+++ Task inputs
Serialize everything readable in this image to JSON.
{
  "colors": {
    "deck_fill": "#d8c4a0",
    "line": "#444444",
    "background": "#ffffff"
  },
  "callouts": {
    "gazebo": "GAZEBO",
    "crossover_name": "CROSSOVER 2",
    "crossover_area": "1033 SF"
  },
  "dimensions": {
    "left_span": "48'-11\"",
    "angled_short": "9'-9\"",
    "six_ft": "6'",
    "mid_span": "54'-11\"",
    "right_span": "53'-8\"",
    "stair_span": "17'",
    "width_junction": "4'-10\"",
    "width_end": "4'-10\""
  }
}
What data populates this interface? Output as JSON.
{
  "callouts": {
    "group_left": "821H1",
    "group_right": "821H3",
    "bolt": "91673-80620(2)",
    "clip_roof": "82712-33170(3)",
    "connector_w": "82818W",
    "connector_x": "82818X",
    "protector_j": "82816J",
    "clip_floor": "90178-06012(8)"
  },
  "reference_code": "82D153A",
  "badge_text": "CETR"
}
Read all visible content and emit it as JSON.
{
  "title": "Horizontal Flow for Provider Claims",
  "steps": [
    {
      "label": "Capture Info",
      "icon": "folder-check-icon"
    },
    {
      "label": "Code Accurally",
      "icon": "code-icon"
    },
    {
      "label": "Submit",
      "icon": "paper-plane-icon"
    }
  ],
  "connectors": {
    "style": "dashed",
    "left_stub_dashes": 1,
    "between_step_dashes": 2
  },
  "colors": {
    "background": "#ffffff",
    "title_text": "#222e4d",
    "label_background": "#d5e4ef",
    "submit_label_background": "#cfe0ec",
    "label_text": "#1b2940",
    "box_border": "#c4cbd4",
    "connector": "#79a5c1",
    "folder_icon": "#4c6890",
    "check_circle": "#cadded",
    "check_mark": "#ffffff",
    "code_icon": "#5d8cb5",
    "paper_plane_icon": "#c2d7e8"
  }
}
++++++
▶ [Exercise]
Send back every record, precisely as written.

▶ [Result of this exercise]
Serialize everything readable in this image to JSON.
{
  "colors": {
    "deck_fill": "#d8c4a0",
    "line": "#444444",
    "background": "#ffffff"
  },
  "callouts": {
    "gazebo": "GAZEBO",
    "crossover_name": "CROSSOVER 2",
    "crossover_area": "1033 SF"
  },
  "dimensions": {
    "left_span": "48'-11\"",
    "angled_short": "9'-9\"",
    "six_ft": "6'",
    "mid_span": "54'-11\"",
    "right_span": "53'-8\"",
    "stair_span": "17'",
    "width_junction": "4'-10\"",
    "width_end": "4'-10\""
  }
}
What data populates this interface? Output as JSON.
{
  "callouts": {
    "group_left": "821H1",
    "group_right": "821H3",
    "bolt": "91673-80620(2)",
    "clip_roof": "82712-33170(3)",
    "connector_w": "82818W",
    "connector_x": "82818X",
    "protector_j": "82816J",
    "clip_floor": "90178-06012(8)"
  },
  "reference_code": "82D153A",
  "badge_text": "CETR"
}
Read all visible content and emit it as JSON.
{
  "title": "Horizontal Flow for Provider Claims",
  "steps": [
    {
      "label": "Capture Info",
      "icon": "folder-check-icon"
    },
    {
      "label": "Code Accurally",
      "icon": "code-icon"
    },
    {
      "label": "Submit",
      "icon": "paper-plane-icon"
    }
  ],
  "connectors": {
    "style": "dashed",
    "left_stub_dashes": 1,
    "between_step_dashes": 2
  },
  "colors": {
    "background": "#ffffff",
    "title_text": "#222e4d",
    "label_background": "#d5e4ef",
    "submit_label_background": "#cfe0ec",
    "label_text": "#1b2940",
    "box_border": "#c4cbd4",
    "connector": "#79a5c1",
    "folder_icon": "#4c6890",
    "check_circle": "#cadded",
    "check_mark": "#ffffff",
    "code_icon": "#5d8cb5",
    "paper_plane_icon": "#c2d7e8"
  }
}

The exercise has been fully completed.